→ **Task directions**
Your task is to quote the material that follows, in full and exactly.

→ **Working data**
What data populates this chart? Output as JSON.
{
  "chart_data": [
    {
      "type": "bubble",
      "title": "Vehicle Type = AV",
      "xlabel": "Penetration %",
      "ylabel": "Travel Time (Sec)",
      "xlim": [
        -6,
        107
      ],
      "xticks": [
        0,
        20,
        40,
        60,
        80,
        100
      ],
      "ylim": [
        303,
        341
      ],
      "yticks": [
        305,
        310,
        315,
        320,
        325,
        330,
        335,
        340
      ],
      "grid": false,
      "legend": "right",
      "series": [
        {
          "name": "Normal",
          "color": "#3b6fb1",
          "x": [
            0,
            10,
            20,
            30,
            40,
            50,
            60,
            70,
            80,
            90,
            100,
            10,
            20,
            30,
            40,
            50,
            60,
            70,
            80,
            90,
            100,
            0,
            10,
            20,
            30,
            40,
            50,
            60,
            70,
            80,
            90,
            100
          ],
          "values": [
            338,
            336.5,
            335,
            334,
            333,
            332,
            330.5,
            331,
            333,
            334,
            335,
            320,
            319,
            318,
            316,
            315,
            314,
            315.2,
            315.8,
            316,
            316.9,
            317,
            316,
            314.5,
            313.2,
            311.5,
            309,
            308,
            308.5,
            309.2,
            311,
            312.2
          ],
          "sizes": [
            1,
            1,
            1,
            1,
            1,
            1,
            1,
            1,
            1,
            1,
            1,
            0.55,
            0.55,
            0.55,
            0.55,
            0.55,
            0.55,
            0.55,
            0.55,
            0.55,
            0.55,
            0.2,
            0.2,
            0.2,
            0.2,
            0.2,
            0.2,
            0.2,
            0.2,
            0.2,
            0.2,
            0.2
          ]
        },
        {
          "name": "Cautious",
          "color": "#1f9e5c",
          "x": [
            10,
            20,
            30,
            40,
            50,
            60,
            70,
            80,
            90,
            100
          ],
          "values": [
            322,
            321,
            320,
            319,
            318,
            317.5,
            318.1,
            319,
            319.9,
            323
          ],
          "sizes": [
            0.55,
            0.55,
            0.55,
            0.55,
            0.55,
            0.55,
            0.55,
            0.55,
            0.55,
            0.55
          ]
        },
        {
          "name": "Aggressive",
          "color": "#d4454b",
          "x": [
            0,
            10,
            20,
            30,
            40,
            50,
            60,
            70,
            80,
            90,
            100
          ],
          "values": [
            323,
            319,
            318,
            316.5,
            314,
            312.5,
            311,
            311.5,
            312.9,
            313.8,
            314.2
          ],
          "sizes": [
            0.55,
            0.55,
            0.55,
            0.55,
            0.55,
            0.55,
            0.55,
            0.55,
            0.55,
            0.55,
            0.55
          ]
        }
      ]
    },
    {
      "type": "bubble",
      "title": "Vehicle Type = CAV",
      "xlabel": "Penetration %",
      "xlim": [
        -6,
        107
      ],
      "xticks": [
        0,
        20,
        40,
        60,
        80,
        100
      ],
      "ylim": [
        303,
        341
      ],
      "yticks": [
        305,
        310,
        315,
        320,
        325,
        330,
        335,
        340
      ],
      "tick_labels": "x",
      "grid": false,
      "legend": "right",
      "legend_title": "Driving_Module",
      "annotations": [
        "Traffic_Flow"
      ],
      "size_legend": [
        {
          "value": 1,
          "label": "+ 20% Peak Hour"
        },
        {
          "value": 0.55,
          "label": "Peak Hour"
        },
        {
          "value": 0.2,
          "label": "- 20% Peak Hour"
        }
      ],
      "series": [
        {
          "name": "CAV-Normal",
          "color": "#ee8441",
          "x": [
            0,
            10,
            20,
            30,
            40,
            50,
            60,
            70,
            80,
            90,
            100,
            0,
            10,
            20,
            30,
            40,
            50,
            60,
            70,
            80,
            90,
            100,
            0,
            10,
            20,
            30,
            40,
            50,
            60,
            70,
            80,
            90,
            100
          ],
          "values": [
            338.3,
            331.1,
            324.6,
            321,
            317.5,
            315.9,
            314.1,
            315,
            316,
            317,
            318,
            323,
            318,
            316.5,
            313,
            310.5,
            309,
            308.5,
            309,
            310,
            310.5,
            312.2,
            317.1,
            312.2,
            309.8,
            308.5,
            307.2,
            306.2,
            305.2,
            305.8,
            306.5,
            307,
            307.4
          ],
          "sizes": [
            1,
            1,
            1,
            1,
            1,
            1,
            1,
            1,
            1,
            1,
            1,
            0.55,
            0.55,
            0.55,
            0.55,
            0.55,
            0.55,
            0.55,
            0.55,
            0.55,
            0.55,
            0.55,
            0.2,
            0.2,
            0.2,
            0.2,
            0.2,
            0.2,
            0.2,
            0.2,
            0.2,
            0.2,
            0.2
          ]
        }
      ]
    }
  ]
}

→ **Correct result**
What data populates this chart? Output as JSON.
{
  "chart_data": [
    {
      "type": "bubble",
      "title": "Vehicle Type = AV",
      "xlabel": "Penetration %",
      "ylabel": "Travel Time (Sec)",
      "xlim": [
        -6,
        107
      ],
      "xticks": [
        0,
        20,
        40,
        60,
        80,
        100
      ],
      "ylim": [
        303,
        341
      ],
      "yticks": [
        305,
        310,
        315,
        320,
        325,
        330,
        335,
        340
      ],
      "grid": false,
      "legend": "right",
      "series": [
        {
          "name": "Normal",
          "color": "#3b6fb1",
          "x": [
            0,
            10,
            20,
            30,
            40,
            50,
            60,
            70,
            80,
            90,
            100,
            10,
            20,
            30,
            40,
            50,
            60,
            70,
            80,
            90,
            100,
            0,
            10,
            20,
            30,
            40,
            50,
            60,
            70,
            80,
            90,
            100
          ],
          "values": [
            338,
            336.5,
            335,
            334,
            333,
            332,
            330.5,
            331,
            333,
            334,
            335,
            320,
            319,
            318,
            316,
            315,
            314,
            315.2,
            315.8,
            316,
            316.9,
            317,
            316,
            314.5,
            313.2,
            311.5,
            309,
            308,
            308.5,
            309.2,
            311,
            312.2
          ],
          "sizes": [
            1,
            1,
            1,
            1,
            1,
            1,
            1,
            1,
            1,
            1,
            1,
            0.55,
            0.55,
            0.55,
            0.55,
            0.55,
            0.55,
            0.55,
            0.55,
            0.55,
            0.55,
            0.2,
            0.2,
            0.2,
            0.2,
            0.2,
            0.2,
            0.2,
            0.2,
            0.2,
            0.2,
            0.2
          ]
        },
        {
          "name": "Cautious",
          "color": "#1f9e5c",
          "x": [
            10,
            20,
            30,
            40,
            50,
            60,
            70,
            80,
            90,
            100
          ],
          "values": [
            322,
            321,
            320,
            319,
            318,
            317.5,
            318.1,
            319,
            319.9,
            323
          ],
          "sizes": [
            0.55,
            0.55,
            0.55,
            0.55,
            0.55,
            0.55,
            0.55,
            0.55,
            0.55,
            0.55
          ]
        },
        {
          "name": "Aggressive",
          "color": "#d4454b",
          "x": [
            0,
            10,
            20,
            30,
            40,
            50,
            60,
            70,
            80,
            90,
            100
          ],
          "values": [
            323,
            319,
            318,
            316.5,
            314,
            312.5,
            311,
            311.5,
            312.9,
            313.8,
            314.2
          ],
          "sizes": [
            0.55,
            0.55,
            0.55,
            0.55,
            0.55,
            0.55,
            0.55,
            0.55,
            0.55,
            0.55,
            0.55
          ]
        }
      ]
    },
    {
      "type": "bubble",
      "title": "Vehicle Type = CAV",
      "xlabel": "Penetration %",
      "xlim": [
        -6,
        107
      ],
      "xticks": [
        0,
        20,
        40,
        60,
        80,
        100
      ],
      "ylim": [
        303,
        341
      ],
      "yticks": [
        305,
        310,
        315,
        320,
        325,
        330,
        335,
        340
      ],
      "tick_labels": "x",
      "grid": false,
      "legend": "right",
      "legend_title": "Driving_Module",
      "annotations": [
        "Traffic_Flow"
      ],
      "size_legend": [
        {
          "value": 1,
          "label": "+ 20% Peak Hour"
        },
        {
          "value": 0.55,
          "label": "Peak Hour"
        },
        {
          "value": 0.2,
          "label": "- 20% Peak Hour"
        }
      ],
      "series": [
        {
          "name": "CAV-Normal",
          "color": "#ee8441",
          "x": [
            0,
            10,
            20,
            30,
            40,
            50,
            60,
            70,
            80,
            90,
            100,
            0,
            10,
            20,
            30,
            40,
            50,
            60,
            70,
            80,
            90,
            100,
            0,
            10,
            20,
            30,
            40,
            50,
            60,
            70,
            80,
            90,
            100
          ],
          "values": [
            338.3,
            331.1,
            324.6,
            321,
            317.5,
            315.9,
            314.1,
            315,
            316,
            317,
            318,
            323,
            318,
            316.5,
            313,
            310.5,
            309,
            308.5,
            309,
            310,
            310.5,
            312.2,
            317.1,
            312.2,
            309.8,
            308.5,
            307.2,
            306.2,
            305.2,
            305.8,
            306.5,
            307,
            307.4
          ],
          "sizes": [
            1,
            1,
            1,
            1,
            1,
            1,
            1,
            1,
            1,
            1,
            1,
            0.55,
            0.55,
            0.55,
            0.55,
            0.55,
            0.55,
            0.55,
            0.55,
            0.55,
            0.55,
            0.55,
            0.2,
            0.2,
            0.2,
            0.2,
            0.2,
            0.2,
            0.2,
            0.2,
            0.2,
            0.2,
            0.2
          ]
        }
      ]
    }
  ]
}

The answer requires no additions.